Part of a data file

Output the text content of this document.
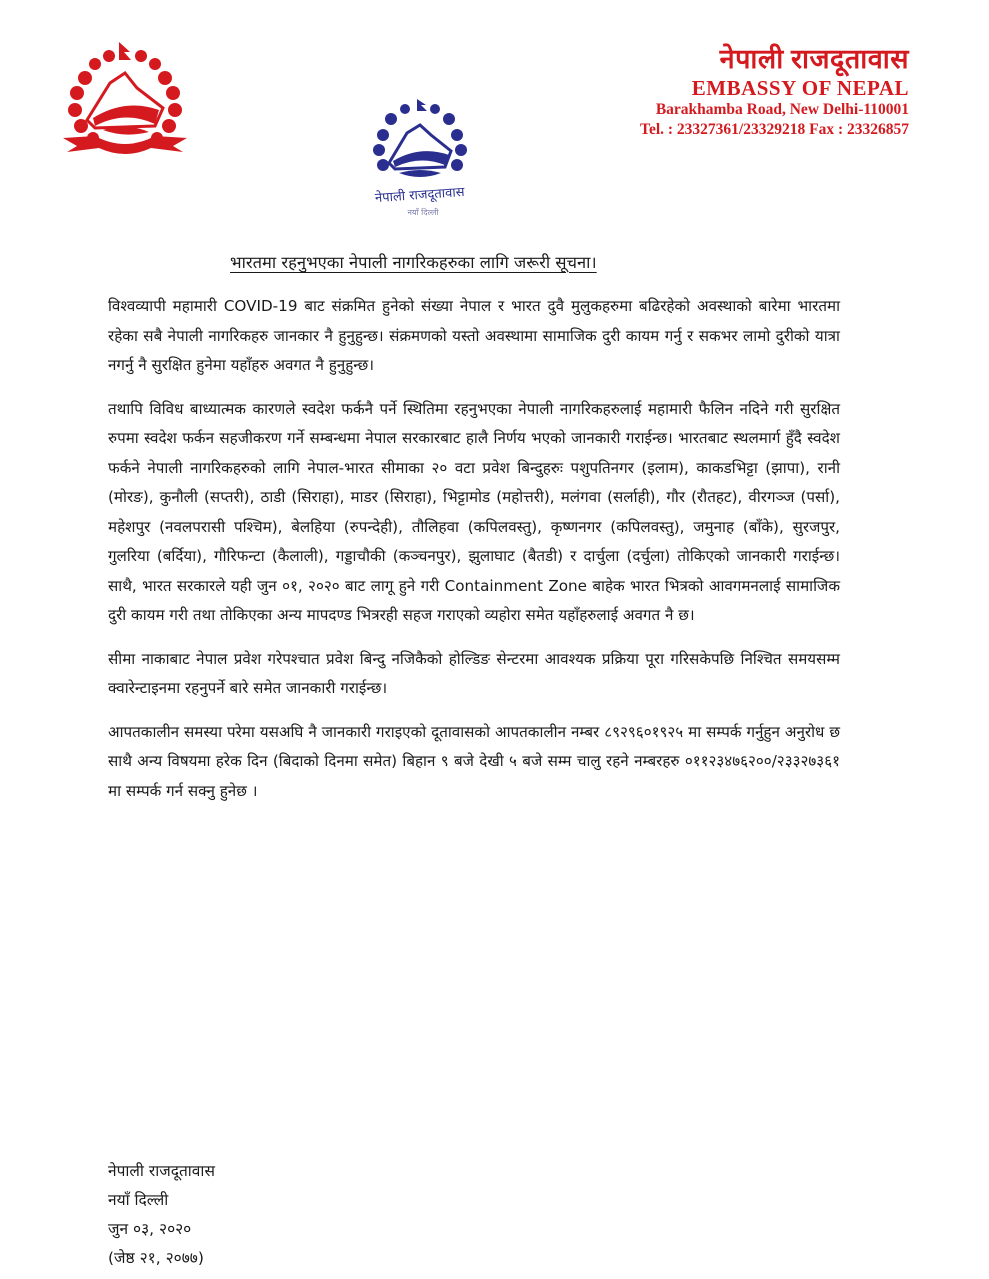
नेपाली राजदूतावास
नयाँ दिल्ली
नेपाली राजदूतावास
EMBASSY OF NEPAL
Barakhamba Road, New Delhi-110001
Tel. : 23327361/23329218 Fax : 23326857
भारतमा रहनुभएका नेपाली नागरिकहरुका लागि जरूरी सूचना।

विश्वव्यापी महामारी COVID-19 बाट संक्रमित हुनेको संख्या नेपाल र भारत दुवै मुलुकहरुमा बढिरहेको अवस्थाको बारेमा भारतमा रहेका सबै नेपाली नागरिकहरु जानकार नै हुनुहुन्छ। संक्रमणको यस्तो अवस्थामा सामाजिक दुरी कायम गर्नु र सकभर लामो दुरीको यात्रा नगर्नु नै सुरक्षित हुनेमा यहाँहरु अवगत नै हुनुहुन्छ।

तथापि विविध बाध्यात्मक कारणले स्वदेश फर्कनै पर्ने स्थितिमा रहनुभएका नेपाली नागरिकहरुलाई महामारी फैलिन नदिने गरी सुरक्षित रुपमा स्वदेश फर्कन सहजीकरण गर्ने सम्बन्धमा नेपाल सरकारबाट हालै निर्णय भएको जानकारी गराईन्छ। भारतबाट स्थलमार्ग हुँदै स्वदेश फर्कने नेपाली नागरिकहरुको लागि नेपाल-भारत सीमाका २० वटा प्रवेश बिन्दुहरुः पशुपतिनगर (इलाम), काकडभिट्टा (झापा), रानी (मोरङ), कुनौली (सप्तरी), ठाडी (सिराहा), माडर (सिराहा), भिट्टामोड (महोत्तरी), मलंगवा (सर्लाही), गौर (रौतहट), वीरगञ्ज (पर्सा), महेशपुर (नवलपरासी पश्चिम), बेलहिया (रुपन्देही), तौलिहवा (कपिलवस्तु), कृष्णनगर (कपिलवस्तु), जमुनाह (बाँके), सुरजपुर, गुलरिया (बर्दिया), गौरिफन्टा (कैलाली), गड्डाचौकी (कञ्चनपुर), झुलाघाट (बैतडी) र दार्चुला (दर्चुला) तोकिएको जानकारी गराईन्छ। साथै, भारत सरकारले यही जुन ०१, २०२० बाट लागू हुने गरी Containment Zone बाहेक भारत भित्रको आवगमनलाई सामाजिक दुरी कायम गरी तथा तोकिएका अन्य मापदण्ड भित्ररही सहज गराएको व्यहोरा समेत यहाँहरुलाई अवगत नै छ।

सीमा नाकाबाट नेपाल प्रवेश गरेपश्चात प्रवेश बिन्दु नजिकैको होल्डिङ सेन्टरमा आवश्यक प्रक्रिया पूरा गरिसकेपछि निश्चित समयसम्म क्वारेन्टाइनमा रहनुपर्ने बारे समेत जानकारी गराईन्छ।

आपतकालीन समस्या परेमा यसअघि नै जानकारी गराइएको दूतावासको आपतकालीन नम्बर ८९२९६०१९२५ मा सम्पर्क गर्नुहुन अनुरोध छ साथै अन्य विषयमा हरेक दिन (बिदाको दिनमा समेत) बिहान ९ बजे देखी ५ बजे सम्म चालु रहने नम्बरहरु ०११२३४७६२००/२३३२७३६१ मा सम्पर्क गर्न सक्नु हुनेछ ।

नेपाली राजदूतावास
नयाँ दिल्ली
जुन ०३, २०२०
(जेष्ठ २१, २०७७)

### [WHAT THIS TASK INVOLVES]
Keep the pictures out of your copy, and repeat every entry above exactly.

### [WRITTEN SOLUTION]
Output the text content of this document.
नेपाली राजदूतावास
नयाँ दिल्ली
नेपाली राजदूतावास
EMBASSY OF NEPAL
Barakhamba Road, New Delhi-110001
Tel. : 23327361/23329218 Fax : 23326857
भारतमा रहनुभएका नेपाली नागरिकहरुका लागि जरूरी सूचना।

विश्वव्यापी महामारी COVID-19 बाट संक्रमित हुनेको संख्या नेपाल र भारत दुवै मुलुकहरुमा बढिरहेको अवस्थाको बारेमा भारतमा रहेका सबै नेपाली नागरिकहरु जानकार नै हुनुहुन्छ। संक्रमणको यस्तो अवस्थामा सामाजिक दुरी कायम गर्नु र सकभर लामो दुरीको यात्रा नगर्नु नै सुरक्षित हुनेमा यहाँहरु अवगत नै हुनुहुन्छ।

तथापि विविध बाध्यात्मक कारणले स्वदेश फर्कनै पर्ने स्थितिमा रहनुभएका नेपाली नागरिकहरुलाई महामारी फैलिन नदिने गरी सुरक्षित रुपमा स्वदेश फर्कन सहजीकरण गर्ने सम्बन्धमा नेपाल सरकारबाट हालै निर्णय भएको जानकारी गराईन्छ। भारतबाट स्थलमार्ग हुँदै स्वदेश फर्कने नेपाली नागरिकहरुको लागि नेपाल-भारत सीमाका २० वटा प्रवेश बिन्दुहरुः पशुपतिनगर (इलाम), काकडभिट्टा (झापा), रानी (मोरङ), कुनौली (सप्तरी), ठाडी (सिराहा), माडर (सिराहा), भिट्टामोड (महोत्तरी), मलंगवा (सर्लाही), गौर (रौतहट), वीरगञ्ज (पर्सा), महेशपुर (नवलपरासी पश्चिम), बेलहिया (रुपन्देही), तौलिहवा (कपिलवस्तु), कृष्णनगर (कपिलवस्तु), जमुनाह (बाँके), सुरजपुर, गुलरिया (बर्दिया), गौरिफन्टा (कैलाली), गड्डाचौकी (कञ्चनपुर), झुलाघाट (बैतडी) र दार्चुला (दर्चुला) तोकिएको जानकारी गराईन्छ। साथै, भारत सरकारले यही जुन ०१, २०२० बाट लागू हुने गरी Containment Zone बाहेक भारत भित्रको आवगमनलाई सामाजिक दुरी कायम गरी तथा तोकिएका अन्य मापदण्ड भित्ररही सहज गराएको व्यहोरा समेत यहाँहरुलाई अवगत नै छ।

सीमा नाकाबाट नेपाल प्रवेश गरेपश्चात प्रवेश बिन्दु नजिकैको होल्डिङ सेन्टरमा आवश्यक प्रक्रिया पूरा गरिसकेपछि निश्चित समयसम्म क्वारेन्टाइनमा रहनुपर्ने बारे समेत जानकारी गराईन्छ।

आपतकालीन समस्या परेमा यसअघि नै जानकारी गराइएको दूतावासको आपतकालीन नम्बर ८९२९६०१९२५ मा सम्पर्क गर्नुहुन अनुरोध छ साथै अन्य विषयमा हरेक दिन (बिदाको दिनमा समेत) बिहान ९ बजे देखी ५ बजे सम्म चालु रहने नम्बरहरु ०११२३४७६२००/२३३२७३६१ मा सम्पर्क गर्न सक्नु हुनेछ ।

नेपाली राजदूतावास
नयाँ दिल्ली
जुन ०३, २०२०
(जेष्ठ २१, २०७७)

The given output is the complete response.